• **GOAL OF THE EXERCISE**: In the material below, the lines containing the word "this" are required; copy each of them.

──────── DATA EXTRACT ────────

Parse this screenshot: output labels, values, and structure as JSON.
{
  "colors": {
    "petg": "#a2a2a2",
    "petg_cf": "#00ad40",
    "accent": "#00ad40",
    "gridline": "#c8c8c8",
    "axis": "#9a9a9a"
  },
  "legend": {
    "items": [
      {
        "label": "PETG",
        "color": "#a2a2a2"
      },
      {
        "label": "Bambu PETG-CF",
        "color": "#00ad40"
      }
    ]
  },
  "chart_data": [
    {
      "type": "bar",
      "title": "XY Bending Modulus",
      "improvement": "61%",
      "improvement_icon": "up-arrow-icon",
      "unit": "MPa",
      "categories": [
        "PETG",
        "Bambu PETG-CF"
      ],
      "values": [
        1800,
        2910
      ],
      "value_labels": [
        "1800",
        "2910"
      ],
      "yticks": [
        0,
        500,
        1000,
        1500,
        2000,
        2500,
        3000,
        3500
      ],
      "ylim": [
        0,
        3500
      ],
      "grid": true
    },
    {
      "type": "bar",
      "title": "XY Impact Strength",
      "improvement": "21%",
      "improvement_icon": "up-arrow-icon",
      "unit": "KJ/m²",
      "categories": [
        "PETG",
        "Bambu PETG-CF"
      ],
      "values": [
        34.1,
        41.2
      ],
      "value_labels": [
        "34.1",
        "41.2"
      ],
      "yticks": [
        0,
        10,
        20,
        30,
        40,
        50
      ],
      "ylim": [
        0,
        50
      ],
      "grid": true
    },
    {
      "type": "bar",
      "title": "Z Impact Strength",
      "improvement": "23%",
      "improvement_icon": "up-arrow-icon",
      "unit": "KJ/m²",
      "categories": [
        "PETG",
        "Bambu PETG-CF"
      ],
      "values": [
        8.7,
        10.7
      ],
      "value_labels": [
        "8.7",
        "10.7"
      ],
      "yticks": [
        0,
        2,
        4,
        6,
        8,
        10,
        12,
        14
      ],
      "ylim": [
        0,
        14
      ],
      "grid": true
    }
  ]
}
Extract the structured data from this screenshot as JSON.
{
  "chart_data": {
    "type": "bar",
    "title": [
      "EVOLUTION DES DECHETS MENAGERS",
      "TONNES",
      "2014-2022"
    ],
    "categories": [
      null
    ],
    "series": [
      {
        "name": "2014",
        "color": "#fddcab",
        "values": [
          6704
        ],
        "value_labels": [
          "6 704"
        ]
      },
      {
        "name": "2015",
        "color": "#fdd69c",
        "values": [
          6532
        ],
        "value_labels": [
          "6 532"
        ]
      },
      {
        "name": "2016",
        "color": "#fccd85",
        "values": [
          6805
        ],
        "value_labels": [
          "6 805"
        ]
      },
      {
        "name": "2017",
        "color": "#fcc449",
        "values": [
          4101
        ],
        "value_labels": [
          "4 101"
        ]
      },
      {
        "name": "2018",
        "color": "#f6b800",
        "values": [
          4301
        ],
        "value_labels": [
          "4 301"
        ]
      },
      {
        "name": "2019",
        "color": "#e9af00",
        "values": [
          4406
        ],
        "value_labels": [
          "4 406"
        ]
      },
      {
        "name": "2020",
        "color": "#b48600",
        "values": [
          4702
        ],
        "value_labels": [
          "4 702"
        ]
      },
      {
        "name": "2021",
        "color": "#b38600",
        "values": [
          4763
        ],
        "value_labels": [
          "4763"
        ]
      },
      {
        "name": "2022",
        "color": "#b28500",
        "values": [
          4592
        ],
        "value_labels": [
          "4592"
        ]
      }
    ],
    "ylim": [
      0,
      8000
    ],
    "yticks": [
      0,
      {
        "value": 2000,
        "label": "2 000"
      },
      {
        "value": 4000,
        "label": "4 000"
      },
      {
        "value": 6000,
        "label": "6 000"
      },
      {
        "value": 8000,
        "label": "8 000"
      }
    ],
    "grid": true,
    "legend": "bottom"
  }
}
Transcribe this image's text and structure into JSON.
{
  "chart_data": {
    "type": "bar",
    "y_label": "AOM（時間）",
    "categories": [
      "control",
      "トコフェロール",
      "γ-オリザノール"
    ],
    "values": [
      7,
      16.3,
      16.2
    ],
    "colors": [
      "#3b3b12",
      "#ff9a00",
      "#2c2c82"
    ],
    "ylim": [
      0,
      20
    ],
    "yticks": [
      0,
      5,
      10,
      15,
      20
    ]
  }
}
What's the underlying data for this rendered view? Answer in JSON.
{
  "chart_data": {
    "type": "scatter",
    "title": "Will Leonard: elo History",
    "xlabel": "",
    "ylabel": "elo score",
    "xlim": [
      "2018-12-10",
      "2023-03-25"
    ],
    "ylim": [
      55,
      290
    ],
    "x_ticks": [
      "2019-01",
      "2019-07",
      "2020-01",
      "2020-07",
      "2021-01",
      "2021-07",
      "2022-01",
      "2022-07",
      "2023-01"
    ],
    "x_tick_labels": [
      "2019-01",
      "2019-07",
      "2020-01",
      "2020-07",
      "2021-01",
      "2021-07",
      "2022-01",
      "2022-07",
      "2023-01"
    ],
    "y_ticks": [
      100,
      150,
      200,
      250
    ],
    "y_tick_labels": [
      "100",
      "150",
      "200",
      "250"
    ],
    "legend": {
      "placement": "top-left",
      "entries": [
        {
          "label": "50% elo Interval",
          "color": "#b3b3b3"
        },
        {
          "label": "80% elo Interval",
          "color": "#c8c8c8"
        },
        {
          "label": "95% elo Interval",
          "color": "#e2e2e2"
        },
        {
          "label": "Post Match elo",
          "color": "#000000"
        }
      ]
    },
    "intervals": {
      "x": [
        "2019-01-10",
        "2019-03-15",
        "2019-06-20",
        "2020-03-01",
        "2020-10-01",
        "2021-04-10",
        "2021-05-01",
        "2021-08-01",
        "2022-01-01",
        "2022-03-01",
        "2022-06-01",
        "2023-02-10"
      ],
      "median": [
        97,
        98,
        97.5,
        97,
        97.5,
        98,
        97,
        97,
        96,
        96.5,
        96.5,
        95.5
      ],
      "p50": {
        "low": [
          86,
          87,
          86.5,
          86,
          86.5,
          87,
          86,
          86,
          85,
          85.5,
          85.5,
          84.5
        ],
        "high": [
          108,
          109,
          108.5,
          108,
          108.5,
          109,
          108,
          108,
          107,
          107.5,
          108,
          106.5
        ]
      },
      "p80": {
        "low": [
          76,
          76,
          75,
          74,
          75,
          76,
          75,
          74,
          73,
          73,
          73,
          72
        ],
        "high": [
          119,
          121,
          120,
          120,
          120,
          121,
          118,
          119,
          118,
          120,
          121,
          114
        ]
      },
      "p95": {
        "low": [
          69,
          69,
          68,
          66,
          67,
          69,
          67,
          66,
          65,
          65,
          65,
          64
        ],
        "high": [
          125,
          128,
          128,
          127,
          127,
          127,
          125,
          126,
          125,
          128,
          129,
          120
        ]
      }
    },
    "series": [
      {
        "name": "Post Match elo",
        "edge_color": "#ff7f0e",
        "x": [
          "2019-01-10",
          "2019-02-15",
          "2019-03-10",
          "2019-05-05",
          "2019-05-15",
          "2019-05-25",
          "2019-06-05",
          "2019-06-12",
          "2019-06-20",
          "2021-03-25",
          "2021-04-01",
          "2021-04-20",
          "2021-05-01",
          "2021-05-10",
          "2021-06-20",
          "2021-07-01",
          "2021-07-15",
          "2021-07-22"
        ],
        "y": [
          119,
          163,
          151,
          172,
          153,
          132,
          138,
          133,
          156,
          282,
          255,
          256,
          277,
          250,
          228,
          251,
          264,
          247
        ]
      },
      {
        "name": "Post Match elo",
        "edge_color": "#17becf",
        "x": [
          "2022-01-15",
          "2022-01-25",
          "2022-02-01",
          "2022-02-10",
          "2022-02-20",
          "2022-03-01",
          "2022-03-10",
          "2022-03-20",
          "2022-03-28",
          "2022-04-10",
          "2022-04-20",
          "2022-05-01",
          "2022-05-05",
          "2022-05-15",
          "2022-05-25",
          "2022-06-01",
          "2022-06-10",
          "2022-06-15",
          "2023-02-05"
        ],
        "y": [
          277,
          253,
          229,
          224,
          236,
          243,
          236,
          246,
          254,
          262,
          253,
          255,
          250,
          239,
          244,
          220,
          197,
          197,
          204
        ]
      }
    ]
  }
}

────────

• **TASK RESULT**:
Parse this screenshot: output labels, values, and structure as JSON.
Extract the structured data from this screenshot as JSON.
Transcribe this image's text and structure into JSON.
What's the underlying data for this rendered view? Answer in JSON.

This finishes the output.